┌──
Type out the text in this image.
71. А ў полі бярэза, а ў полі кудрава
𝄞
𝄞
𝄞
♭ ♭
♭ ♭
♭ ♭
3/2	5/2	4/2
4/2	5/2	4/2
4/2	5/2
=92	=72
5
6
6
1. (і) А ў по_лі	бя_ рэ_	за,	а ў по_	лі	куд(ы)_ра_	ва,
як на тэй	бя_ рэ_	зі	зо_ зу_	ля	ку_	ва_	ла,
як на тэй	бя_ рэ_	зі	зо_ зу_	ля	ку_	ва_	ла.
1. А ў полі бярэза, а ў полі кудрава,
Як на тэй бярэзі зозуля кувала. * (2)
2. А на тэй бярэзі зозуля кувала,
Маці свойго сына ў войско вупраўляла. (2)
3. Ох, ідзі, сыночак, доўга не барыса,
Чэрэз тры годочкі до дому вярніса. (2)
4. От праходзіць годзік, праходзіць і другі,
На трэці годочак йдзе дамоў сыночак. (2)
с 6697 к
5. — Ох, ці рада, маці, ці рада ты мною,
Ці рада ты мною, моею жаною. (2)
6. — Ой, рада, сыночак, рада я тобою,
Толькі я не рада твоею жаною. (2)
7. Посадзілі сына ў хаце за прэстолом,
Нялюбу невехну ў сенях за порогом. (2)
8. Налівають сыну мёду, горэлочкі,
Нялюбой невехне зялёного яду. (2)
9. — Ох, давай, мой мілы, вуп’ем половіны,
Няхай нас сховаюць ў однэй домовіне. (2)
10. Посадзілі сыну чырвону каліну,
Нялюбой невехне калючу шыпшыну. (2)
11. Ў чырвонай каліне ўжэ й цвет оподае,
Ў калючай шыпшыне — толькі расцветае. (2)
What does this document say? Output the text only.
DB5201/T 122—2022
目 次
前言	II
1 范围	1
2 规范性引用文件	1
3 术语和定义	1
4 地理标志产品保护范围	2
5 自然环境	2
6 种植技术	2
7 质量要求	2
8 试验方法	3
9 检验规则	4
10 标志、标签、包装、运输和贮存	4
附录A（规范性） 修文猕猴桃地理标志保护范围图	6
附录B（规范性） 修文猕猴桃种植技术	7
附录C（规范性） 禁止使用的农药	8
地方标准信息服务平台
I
└──
*Exercise directions:* Gather all lines with the string "кувала" from the data.

*Exercise result:*
Як на тэй бярэзі зозуля кувала. * (2)
2. А на тэй бярэзі зозуля кувала,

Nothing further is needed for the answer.